**YOUR TASK:** Identify the lines that contain the string "content", then copy each of them.

**EXERCISE INPUTS:**
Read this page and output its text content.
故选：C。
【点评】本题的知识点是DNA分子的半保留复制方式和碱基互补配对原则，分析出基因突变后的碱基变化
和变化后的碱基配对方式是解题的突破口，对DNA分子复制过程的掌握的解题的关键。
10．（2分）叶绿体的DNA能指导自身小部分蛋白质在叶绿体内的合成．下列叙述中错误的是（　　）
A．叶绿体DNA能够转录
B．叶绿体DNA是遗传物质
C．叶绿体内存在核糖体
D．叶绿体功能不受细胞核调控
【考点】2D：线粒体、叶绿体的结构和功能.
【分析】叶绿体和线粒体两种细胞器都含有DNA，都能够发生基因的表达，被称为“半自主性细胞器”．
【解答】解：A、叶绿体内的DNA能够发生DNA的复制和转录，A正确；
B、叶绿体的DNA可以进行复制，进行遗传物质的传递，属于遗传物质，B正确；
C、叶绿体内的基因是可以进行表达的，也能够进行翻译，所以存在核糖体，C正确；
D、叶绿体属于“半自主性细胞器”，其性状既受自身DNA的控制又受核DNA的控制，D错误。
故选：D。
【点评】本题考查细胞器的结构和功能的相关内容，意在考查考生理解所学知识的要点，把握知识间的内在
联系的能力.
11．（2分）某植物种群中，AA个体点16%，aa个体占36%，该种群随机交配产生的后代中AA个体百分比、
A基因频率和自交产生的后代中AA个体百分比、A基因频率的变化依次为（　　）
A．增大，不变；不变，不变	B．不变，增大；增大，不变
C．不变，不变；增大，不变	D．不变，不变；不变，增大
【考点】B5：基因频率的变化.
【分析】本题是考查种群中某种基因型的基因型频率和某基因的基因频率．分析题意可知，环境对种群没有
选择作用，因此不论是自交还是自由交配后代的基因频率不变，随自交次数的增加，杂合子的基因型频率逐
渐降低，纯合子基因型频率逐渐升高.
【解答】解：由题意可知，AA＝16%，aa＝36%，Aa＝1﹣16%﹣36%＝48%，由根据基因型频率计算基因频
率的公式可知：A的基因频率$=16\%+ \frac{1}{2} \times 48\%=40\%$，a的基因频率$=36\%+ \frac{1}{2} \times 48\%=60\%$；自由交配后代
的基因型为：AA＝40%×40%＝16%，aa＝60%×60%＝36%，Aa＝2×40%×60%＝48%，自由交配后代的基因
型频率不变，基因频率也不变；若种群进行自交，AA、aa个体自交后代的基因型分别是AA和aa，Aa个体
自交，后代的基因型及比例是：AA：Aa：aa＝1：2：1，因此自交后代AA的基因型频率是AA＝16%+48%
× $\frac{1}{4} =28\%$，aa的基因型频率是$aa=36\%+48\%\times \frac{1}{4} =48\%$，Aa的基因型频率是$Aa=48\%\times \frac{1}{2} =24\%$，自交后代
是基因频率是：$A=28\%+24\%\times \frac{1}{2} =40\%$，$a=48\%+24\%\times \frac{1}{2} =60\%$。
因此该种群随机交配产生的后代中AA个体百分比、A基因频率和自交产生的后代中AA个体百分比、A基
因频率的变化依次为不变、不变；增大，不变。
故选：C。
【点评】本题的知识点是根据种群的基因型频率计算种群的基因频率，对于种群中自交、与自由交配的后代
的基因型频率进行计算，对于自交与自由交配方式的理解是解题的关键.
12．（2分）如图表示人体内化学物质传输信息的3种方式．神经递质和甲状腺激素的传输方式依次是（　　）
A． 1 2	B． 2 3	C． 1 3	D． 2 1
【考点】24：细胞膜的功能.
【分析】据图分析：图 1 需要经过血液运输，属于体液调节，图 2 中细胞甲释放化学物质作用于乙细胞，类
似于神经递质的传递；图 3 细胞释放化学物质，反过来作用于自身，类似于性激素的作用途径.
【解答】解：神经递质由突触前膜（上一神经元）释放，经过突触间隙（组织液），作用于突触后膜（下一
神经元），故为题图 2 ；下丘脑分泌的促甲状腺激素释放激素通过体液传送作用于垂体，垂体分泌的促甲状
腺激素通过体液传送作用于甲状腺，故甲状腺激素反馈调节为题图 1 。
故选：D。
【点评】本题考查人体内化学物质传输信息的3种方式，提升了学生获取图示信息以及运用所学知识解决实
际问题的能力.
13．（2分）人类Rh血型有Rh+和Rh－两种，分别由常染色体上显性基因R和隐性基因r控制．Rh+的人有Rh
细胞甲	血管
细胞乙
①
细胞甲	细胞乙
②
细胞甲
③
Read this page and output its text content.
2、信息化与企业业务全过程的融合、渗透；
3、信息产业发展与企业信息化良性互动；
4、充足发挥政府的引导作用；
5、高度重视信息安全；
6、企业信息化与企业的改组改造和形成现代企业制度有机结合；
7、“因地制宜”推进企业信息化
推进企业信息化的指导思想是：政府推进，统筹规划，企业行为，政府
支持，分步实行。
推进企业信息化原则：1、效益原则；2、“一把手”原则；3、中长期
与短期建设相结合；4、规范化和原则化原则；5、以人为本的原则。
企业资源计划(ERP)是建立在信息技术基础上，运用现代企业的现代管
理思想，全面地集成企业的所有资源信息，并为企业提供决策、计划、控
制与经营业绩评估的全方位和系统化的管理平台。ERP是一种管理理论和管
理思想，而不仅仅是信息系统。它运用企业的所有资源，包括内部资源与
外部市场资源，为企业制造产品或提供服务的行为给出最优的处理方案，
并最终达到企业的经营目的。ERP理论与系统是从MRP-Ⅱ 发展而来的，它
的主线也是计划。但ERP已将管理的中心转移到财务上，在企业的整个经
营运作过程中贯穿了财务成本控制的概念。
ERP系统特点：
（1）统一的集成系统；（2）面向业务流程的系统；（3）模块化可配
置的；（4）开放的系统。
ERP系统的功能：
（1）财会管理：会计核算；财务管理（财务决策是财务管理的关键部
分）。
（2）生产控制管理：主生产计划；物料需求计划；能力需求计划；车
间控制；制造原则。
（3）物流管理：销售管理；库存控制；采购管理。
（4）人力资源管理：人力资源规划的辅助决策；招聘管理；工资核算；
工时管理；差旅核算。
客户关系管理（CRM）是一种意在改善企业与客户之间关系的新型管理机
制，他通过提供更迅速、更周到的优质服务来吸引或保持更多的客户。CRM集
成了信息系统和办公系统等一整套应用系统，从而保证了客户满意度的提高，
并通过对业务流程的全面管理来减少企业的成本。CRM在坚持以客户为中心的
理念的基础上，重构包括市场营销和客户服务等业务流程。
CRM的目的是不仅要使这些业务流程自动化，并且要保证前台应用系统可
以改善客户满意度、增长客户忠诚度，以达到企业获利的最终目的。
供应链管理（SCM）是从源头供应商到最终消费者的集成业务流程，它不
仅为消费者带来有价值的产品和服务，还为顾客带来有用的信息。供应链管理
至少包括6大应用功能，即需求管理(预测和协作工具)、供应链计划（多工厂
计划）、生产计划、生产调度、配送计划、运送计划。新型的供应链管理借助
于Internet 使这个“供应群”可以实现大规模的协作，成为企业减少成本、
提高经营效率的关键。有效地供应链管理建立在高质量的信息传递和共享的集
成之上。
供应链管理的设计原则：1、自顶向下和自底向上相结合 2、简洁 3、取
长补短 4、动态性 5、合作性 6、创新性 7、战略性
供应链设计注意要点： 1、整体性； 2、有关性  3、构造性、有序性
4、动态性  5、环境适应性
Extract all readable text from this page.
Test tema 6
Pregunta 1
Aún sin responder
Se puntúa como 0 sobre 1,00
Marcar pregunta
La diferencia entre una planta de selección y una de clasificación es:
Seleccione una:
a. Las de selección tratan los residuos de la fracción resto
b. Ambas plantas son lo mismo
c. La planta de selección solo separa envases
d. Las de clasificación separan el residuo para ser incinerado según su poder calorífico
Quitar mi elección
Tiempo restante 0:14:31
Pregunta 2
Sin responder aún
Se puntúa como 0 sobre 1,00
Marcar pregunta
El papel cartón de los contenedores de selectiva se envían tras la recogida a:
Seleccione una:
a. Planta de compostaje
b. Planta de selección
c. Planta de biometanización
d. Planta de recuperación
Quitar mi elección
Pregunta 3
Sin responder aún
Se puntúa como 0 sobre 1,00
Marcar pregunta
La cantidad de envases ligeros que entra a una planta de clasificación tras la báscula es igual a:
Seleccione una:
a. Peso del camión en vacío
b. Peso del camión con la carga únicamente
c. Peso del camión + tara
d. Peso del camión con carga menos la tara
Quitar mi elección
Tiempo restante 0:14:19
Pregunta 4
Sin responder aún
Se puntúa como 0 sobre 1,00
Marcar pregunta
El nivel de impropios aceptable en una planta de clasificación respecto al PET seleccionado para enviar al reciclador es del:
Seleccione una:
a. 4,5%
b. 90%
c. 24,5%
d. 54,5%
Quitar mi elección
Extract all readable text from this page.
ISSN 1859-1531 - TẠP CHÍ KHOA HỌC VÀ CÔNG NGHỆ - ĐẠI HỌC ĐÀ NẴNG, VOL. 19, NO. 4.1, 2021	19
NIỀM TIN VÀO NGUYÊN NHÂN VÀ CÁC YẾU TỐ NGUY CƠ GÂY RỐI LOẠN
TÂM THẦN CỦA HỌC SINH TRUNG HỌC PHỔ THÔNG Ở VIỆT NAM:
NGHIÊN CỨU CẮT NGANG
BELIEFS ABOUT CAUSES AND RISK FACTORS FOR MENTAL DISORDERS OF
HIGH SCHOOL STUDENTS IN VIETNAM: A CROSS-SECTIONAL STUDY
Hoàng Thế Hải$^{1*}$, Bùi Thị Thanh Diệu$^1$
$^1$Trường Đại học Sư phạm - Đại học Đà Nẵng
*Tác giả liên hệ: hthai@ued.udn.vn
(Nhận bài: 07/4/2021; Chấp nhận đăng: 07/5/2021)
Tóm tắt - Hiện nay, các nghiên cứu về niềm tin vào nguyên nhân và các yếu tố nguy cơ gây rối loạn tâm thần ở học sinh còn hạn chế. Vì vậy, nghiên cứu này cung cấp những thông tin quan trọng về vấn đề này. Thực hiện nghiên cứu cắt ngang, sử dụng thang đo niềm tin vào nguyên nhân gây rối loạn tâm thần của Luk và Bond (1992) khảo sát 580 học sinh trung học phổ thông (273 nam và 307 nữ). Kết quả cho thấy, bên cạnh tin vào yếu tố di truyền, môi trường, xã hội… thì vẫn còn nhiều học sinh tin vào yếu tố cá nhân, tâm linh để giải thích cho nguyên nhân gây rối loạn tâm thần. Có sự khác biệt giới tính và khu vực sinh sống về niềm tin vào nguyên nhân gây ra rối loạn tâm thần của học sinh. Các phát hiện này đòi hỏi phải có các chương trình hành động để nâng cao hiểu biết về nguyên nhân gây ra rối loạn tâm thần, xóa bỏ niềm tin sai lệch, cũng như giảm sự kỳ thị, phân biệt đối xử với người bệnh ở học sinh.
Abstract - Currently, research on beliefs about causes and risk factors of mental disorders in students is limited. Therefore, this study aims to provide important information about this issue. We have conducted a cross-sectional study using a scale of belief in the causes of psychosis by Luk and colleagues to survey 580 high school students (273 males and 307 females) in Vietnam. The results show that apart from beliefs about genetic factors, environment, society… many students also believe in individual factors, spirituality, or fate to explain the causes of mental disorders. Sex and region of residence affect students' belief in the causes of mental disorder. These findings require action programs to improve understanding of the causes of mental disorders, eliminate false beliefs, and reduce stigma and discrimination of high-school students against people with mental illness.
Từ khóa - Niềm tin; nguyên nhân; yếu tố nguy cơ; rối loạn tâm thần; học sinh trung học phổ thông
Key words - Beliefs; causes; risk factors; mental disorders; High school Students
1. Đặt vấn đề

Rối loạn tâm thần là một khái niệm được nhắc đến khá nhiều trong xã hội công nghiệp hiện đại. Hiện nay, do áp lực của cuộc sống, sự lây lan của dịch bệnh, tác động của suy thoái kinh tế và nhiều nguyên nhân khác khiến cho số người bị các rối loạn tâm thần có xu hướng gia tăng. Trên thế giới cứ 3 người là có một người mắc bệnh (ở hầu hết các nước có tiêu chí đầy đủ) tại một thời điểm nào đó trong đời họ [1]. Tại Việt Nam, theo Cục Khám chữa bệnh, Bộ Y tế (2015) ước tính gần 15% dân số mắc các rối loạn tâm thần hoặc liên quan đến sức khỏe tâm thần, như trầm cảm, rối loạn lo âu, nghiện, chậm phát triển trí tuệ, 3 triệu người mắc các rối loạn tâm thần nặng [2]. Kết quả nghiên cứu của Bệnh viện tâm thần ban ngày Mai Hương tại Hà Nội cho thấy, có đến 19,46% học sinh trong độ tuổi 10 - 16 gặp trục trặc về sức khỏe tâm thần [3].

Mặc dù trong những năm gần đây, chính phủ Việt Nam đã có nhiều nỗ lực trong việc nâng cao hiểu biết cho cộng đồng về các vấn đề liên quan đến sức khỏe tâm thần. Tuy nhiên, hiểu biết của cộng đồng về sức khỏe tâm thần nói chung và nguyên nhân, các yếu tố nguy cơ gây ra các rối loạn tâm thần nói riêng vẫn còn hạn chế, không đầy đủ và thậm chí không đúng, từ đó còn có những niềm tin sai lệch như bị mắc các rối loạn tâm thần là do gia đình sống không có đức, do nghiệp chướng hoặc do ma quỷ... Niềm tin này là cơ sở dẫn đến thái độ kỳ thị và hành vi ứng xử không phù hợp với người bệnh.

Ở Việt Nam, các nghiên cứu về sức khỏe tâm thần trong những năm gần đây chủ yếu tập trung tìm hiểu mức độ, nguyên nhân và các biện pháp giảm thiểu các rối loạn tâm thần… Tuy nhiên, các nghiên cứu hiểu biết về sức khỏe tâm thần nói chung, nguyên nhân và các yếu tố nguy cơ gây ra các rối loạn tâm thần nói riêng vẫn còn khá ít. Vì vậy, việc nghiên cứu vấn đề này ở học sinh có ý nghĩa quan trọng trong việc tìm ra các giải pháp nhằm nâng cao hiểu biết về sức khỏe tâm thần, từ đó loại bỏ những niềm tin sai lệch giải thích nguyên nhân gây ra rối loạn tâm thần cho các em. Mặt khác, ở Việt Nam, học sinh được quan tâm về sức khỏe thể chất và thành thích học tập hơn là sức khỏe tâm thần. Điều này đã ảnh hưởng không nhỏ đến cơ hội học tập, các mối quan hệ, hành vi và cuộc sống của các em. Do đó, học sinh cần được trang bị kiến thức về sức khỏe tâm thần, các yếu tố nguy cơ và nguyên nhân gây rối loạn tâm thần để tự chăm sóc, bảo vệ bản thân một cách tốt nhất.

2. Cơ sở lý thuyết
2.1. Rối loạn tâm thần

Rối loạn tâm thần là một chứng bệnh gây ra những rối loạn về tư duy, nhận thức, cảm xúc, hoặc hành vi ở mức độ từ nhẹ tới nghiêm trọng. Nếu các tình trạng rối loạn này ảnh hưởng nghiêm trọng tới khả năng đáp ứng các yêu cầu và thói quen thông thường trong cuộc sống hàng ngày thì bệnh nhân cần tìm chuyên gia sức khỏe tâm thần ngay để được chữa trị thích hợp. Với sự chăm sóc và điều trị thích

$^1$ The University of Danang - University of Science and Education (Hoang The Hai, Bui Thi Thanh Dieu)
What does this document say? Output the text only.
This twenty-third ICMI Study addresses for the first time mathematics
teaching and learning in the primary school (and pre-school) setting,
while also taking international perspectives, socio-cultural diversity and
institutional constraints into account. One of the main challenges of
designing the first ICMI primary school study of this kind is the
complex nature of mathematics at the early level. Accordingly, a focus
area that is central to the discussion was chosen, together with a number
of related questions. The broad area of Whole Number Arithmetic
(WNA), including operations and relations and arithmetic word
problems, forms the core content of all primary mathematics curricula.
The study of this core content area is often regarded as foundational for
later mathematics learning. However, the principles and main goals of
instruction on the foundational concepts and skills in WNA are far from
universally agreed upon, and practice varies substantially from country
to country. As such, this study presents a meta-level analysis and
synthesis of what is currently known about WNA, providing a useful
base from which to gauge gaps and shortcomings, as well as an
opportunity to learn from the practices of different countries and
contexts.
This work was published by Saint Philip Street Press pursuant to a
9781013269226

**RESPONSE BELOW:**
Read this page and output its text content.
Read this page and output its text content.
problems, forms the core content of all primary mathematics curricula.
The study of this core content area is often regarded as foundational for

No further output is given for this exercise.